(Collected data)
╭──
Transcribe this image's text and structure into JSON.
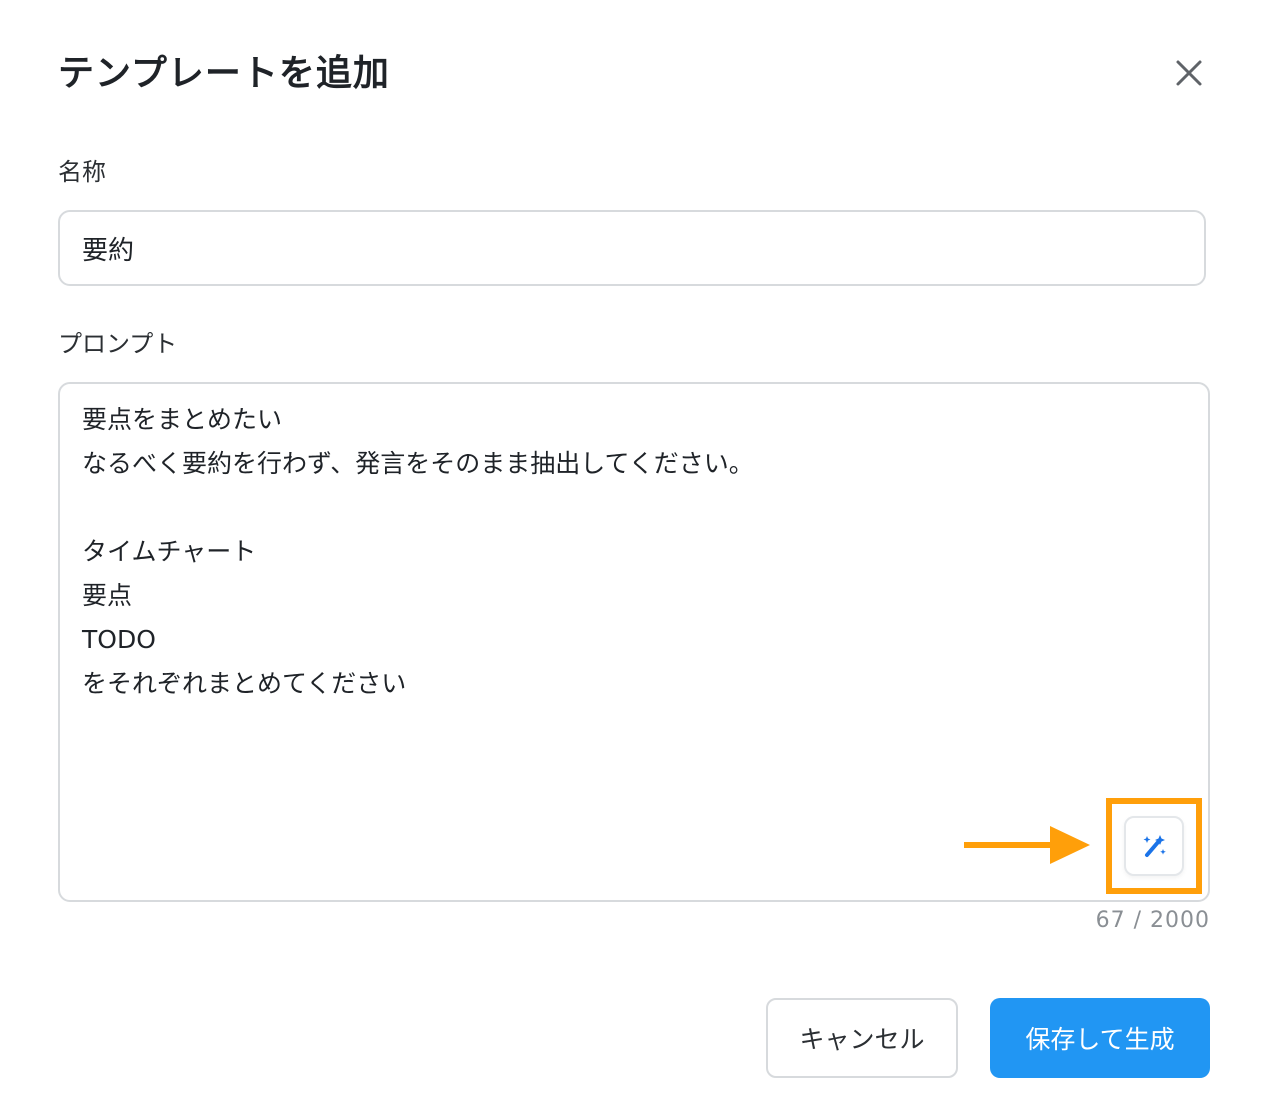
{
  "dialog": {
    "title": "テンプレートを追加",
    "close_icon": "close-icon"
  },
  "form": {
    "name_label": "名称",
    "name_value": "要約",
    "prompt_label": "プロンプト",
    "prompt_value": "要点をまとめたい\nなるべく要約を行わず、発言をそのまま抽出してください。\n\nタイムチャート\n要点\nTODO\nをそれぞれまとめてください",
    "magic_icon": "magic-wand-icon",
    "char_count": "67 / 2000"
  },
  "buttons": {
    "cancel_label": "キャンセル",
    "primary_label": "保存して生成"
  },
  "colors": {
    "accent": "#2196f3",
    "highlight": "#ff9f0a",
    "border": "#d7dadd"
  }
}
╰──
Identify the lines above that contain the word "icon", then copy them.

• [WRITTEN RESPONSE]:
    "close_icon": "close-icon"
    "magic_icon": "magic-wand-icon",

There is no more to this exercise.